## Exercise brief:
Copy out each line below that has the word "JSON" in it.

## Records for this task:

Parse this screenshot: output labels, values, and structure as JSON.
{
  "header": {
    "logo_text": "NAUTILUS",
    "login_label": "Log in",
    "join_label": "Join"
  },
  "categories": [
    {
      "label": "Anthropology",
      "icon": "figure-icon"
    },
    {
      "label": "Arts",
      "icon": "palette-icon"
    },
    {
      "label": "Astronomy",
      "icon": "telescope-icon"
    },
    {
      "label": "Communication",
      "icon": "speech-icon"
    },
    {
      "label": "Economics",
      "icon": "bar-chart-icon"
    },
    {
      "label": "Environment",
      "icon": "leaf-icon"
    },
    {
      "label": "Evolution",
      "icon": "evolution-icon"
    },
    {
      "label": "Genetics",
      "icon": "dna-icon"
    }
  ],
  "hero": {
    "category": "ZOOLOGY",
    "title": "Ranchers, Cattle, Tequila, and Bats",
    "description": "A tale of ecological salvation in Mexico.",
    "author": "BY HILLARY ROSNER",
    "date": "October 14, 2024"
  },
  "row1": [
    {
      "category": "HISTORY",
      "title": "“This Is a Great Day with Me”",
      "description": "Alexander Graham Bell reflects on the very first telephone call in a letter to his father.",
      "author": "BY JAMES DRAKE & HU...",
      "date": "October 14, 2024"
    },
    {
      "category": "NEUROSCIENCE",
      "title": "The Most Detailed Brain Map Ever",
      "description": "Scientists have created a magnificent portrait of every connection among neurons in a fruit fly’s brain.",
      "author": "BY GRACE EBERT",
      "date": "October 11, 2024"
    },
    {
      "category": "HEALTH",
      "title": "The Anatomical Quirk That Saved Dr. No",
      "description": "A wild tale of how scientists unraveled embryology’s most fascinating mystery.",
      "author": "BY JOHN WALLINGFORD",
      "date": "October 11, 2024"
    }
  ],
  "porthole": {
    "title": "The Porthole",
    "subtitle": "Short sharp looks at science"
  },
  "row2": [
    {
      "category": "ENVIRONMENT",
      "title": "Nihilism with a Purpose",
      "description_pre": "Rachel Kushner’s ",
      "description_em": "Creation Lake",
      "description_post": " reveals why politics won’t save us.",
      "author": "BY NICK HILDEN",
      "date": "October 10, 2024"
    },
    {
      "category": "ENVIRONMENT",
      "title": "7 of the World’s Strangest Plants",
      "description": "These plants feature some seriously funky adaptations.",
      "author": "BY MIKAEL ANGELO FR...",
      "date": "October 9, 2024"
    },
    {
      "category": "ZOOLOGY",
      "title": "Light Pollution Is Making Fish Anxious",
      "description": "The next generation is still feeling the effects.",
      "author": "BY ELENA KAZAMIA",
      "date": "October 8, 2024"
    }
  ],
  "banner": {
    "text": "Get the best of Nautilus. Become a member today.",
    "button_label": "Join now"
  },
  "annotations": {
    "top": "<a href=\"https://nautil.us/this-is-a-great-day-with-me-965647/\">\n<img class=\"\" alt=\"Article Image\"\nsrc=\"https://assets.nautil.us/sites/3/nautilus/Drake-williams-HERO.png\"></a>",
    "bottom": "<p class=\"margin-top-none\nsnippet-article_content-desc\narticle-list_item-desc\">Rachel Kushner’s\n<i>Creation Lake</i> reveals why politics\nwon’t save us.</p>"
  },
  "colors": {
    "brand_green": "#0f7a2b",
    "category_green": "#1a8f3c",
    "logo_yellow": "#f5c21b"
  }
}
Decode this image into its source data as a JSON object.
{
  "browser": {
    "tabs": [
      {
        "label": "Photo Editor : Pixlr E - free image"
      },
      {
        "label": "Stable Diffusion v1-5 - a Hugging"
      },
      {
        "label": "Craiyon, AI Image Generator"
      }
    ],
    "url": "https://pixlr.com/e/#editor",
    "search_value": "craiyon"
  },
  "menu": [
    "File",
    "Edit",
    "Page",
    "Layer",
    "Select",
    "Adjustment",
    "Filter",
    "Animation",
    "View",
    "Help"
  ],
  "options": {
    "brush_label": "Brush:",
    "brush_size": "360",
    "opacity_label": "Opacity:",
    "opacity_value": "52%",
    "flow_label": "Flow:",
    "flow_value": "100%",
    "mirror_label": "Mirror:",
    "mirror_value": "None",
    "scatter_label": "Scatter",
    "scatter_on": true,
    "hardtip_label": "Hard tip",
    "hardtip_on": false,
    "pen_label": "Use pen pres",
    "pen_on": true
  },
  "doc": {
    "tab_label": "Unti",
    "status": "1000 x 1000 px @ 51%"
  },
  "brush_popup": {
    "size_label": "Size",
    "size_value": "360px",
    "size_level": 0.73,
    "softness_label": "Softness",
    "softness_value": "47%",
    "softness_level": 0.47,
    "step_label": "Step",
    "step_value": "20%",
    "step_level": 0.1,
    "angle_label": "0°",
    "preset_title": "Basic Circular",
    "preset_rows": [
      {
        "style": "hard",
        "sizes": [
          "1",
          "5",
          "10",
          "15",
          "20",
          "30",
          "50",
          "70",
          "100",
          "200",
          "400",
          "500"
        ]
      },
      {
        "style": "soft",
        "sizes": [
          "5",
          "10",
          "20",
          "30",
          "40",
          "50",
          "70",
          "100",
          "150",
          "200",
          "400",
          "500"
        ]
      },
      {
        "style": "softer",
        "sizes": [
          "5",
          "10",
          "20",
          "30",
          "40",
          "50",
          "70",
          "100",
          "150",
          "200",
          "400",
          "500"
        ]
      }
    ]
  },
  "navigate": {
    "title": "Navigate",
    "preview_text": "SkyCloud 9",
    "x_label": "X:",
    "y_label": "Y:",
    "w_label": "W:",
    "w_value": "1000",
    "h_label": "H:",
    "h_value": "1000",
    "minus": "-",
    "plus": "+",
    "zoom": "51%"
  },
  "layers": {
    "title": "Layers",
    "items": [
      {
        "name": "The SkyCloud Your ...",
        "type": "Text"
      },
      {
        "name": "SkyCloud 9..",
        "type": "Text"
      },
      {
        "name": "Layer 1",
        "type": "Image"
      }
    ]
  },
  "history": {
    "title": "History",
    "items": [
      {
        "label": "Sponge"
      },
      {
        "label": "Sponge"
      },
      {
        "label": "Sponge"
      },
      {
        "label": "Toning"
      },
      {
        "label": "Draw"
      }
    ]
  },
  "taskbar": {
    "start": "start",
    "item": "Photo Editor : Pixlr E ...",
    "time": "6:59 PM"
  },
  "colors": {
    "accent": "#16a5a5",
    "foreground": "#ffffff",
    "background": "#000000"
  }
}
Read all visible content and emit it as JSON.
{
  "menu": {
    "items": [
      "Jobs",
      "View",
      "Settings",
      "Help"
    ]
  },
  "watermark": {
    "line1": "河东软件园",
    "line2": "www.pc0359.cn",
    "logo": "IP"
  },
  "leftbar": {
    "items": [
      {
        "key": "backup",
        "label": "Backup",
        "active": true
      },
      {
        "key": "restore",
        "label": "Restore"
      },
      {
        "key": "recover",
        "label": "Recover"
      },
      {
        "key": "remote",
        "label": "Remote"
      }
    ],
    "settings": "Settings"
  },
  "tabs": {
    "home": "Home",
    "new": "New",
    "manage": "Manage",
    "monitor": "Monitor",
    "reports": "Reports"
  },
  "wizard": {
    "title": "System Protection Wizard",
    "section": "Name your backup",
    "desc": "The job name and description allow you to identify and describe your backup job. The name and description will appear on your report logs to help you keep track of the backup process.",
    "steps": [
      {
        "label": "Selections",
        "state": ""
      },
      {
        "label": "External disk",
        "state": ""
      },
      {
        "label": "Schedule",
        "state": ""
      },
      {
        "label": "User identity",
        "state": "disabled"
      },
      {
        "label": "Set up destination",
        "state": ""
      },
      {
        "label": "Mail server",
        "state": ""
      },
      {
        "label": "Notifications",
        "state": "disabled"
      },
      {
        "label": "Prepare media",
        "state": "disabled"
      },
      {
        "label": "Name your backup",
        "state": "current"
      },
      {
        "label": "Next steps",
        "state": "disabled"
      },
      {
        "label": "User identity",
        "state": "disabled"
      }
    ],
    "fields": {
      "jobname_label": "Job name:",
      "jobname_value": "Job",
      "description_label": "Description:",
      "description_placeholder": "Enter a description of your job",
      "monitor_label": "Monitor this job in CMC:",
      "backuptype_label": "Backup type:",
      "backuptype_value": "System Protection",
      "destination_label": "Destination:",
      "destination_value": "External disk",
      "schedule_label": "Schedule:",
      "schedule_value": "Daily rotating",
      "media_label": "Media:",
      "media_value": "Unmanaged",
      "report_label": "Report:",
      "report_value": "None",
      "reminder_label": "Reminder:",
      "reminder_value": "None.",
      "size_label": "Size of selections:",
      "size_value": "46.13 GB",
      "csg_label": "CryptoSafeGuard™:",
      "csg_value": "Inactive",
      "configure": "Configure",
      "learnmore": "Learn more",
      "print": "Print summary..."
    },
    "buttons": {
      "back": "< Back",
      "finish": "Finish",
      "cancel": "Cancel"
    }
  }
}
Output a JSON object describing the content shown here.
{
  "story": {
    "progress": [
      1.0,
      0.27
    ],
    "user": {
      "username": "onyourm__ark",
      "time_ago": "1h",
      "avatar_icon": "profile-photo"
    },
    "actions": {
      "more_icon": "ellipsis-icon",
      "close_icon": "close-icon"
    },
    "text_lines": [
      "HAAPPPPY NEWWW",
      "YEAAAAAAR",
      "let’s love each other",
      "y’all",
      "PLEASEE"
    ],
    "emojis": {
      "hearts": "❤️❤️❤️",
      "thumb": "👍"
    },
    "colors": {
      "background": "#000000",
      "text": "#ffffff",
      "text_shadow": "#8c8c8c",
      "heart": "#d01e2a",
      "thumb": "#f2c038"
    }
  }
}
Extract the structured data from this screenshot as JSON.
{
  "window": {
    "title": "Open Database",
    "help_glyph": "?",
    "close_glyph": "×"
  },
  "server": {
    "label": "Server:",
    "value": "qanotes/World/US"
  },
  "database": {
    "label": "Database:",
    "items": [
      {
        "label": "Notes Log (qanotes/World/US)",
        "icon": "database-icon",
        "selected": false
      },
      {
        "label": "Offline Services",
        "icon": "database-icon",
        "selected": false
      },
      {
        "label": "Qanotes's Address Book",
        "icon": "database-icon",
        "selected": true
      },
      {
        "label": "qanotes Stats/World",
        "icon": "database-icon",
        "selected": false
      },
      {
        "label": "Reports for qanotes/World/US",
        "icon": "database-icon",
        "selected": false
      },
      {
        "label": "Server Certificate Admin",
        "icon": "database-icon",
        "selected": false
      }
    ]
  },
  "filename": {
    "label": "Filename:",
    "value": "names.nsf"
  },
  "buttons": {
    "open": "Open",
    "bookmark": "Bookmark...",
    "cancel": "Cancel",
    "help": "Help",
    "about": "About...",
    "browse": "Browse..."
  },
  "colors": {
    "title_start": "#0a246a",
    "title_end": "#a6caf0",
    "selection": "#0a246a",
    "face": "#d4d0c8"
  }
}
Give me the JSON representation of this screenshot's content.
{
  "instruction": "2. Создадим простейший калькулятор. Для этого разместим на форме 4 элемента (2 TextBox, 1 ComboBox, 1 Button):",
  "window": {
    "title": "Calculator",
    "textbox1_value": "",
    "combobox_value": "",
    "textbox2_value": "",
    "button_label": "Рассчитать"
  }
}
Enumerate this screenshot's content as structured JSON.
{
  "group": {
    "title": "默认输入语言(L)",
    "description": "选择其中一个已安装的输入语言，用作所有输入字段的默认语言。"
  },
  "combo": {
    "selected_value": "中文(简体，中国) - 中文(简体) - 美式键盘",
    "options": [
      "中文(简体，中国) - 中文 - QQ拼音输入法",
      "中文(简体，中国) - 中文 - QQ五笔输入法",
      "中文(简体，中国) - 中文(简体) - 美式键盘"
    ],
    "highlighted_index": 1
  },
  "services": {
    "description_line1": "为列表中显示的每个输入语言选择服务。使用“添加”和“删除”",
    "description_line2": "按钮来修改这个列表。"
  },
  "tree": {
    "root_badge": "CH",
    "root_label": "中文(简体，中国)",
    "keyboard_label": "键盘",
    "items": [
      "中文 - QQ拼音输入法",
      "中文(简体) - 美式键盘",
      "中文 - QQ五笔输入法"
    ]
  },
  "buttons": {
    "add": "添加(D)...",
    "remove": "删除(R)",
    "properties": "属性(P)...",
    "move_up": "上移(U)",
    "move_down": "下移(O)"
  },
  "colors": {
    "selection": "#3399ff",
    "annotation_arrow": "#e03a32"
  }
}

## Result:
Parse this screenshot: output labels, values, and structure as JSON.
Decode this image into its source data as a JSON object.
Read all visible content and emit it as JSON.
Output a JSON object describing the content shown here.
Extract the structured data from this screenshot as JSON.
Give me the JSON representation of this screenshot's content.
Enumerate this screenshot's content as structured JSON.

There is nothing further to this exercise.